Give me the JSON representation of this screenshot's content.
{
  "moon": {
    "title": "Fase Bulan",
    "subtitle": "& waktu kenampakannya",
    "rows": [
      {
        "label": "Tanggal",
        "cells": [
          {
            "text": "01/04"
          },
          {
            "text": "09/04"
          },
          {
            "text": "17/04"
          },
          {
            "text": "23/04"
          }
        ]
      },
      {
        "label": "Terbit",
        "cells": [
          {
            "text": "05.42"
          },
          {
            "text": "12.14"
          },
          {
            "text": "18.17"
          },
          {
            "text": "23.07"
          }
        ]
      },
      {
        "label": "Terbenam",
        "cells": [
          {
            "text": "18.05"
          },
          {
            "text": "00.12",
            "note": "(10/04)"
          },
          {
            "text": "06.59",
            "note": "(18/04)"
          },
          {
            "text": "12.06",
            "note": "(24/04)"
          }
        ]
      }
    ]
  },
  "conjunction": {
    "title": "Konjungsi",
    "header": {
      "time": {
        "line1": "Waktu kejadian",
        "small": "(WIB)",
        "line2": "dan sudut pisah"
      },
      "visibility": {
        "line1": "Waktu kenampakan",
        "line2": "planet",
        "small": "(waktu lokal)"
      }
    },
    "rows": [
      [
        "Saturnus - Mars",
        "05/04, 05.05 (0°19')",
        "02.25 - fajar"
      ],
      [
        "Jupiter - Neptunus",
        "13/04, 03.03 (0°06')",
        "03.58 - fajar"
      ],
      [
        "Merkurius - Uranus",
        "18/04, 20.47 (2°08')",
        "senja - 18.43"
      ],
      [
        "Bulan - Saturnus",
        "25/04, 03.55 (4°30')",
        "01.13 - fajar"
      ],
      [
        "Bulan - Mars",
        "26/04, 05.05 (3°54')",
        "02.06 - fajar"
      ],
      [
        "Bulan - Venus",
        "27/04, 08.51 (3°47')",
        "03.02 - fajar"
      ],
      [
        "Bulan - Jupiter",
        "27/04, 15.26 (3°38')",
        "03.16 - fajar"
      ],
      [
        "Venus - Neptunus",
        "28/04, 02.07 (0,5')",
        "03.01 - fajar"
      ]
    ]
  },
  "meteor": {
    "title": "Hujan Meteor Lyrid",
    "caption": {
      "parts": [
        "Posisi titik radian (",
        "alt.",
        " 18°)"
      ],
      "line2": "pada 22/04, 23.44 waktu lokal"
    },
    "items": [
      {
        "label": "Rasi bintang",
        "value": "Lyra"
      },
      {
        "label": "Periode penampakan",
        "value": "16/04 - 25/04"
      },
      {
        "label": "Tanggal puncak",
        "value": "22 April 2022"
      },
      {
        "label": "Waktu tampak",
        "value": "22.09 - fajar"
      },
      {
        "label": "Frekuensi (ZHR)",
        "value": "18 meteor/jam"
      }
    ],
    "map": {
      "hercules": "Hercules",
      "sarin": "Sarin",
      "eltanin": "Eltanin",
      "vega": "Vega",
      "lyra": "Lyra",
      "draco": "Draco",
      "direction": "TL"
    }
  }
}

========================

Write out the data again, exactly and in full.

Give me the JSON representation of this screenshot's content.
{
  "moon": {
    "title": "Fase Bulan",
    "subtitle": "& waktu kenampakannya",
    "rows": [
      {
        "label": "Tanggal",
        "cells": [
          {
            "text": "01/04"
          },
          {
            "text": "09/04"
          },
          {
            "text": "17/04"
          },
          {
            "text": "23/04"
          }
        ]
      },
      {
        "label": "Terbit",
        "cells": [
          {
            "text": "05.42"
          },
          {
            "text": "12.14"
          },
          {
            "text": "18.17"
          },
          {
            "text": "23.07"
          }
        ]
      },
      {
        "label": "Terbenam",
        "cells": [
          {
            "text": "18.05"
          },
          {
            "text": "00.12",
            "note": "(10/04)"
          },
          {
            "text": "06.59",
            "note": "(18/04)"
          },
          {
            "text": "12.06",
            "note": "(24/04)"
          }
        ]
      }
    ]
  },
  "conjunction": {
    "title": "Konjungsi",
    "header": {
      "time": {
        "line1": "Waktu kejadian",
        "small": "(WIB)",
        "line2": "dan sudut pisah"
      },
      "visibility": {
        "line1": "Waktu kenampakan",
        "line2": "planet",
        "small": "(waktu lokal)"
      }
    },
    "rows": [
      [
        "Saturnus - Mars",
        "05/04, 05.05 (0°19')",
        "02.25 - fajar"
      ],
      [
        "Jupiter - Neptunus",
        "13/04, 03.03 (0°06')",
        "03.58 - fajar"
      ],
      [
        "Merkurius - Uranus",
        "18/04, 20.47 (2°08')",
        "senja - 18.43"
      ],
      [
        "Bulan - Saturnus",
        "25/04, 03.55 (4°30')",
        "01.13 - fajar"
      ],
      [
        "Bulan - Mars",
        "26/04, 05.05 (3°54')",
        "02.06 - fajar"
      ],
      [
        "Bulan - Venus",
        "27/04, 08.51 (3°47')",
        "03.02 - fajar"
      ],
      [
        "Bulan - Jupiter",
        "27/04, 15.26 (3°38')",
        "03.16 - fajar"
      ],
      [
        "Venus - Neptunus",
        "28/04, 02.07 (0,5')",
        "03.01 - fajar"
      ]
    ]
  },
  "meteor": {
    "title": "Hujan Meteor Lyrid",
    "caption": {
      "parts": [
        "Posisi titik radian (",
        "alt.",
        " 18°)"
      ],
      "line2": "pada 22/04, 23.44 waktu lokal"
    },
    "items": [
      {
        "label": "Rasi bintang",
        "value": "Lyra"
      },
      {
        "label": "Periode penampakan",
        "value": "16/04 - 25/04"
      },
      {
        "label": "Tanggal puncak",
        "value": "22 April 2022"
      },
      {
        "label": "Waktu tampak",
        "value": "22.09 - fajar"
      },
      {
        "label": "Frekuensi (ZHR)",
        "value": "18 meteor/jam"
      }
    ],
    "map": {
      "hercules": "Hercules",
      "sarin": "Sarin",
      "eltanin": "Eltanin",
      "vega": "Vega",
      "lyra": "Lyra",
      "draco": "Draco",
      "direction": "TL"
    }
  }
}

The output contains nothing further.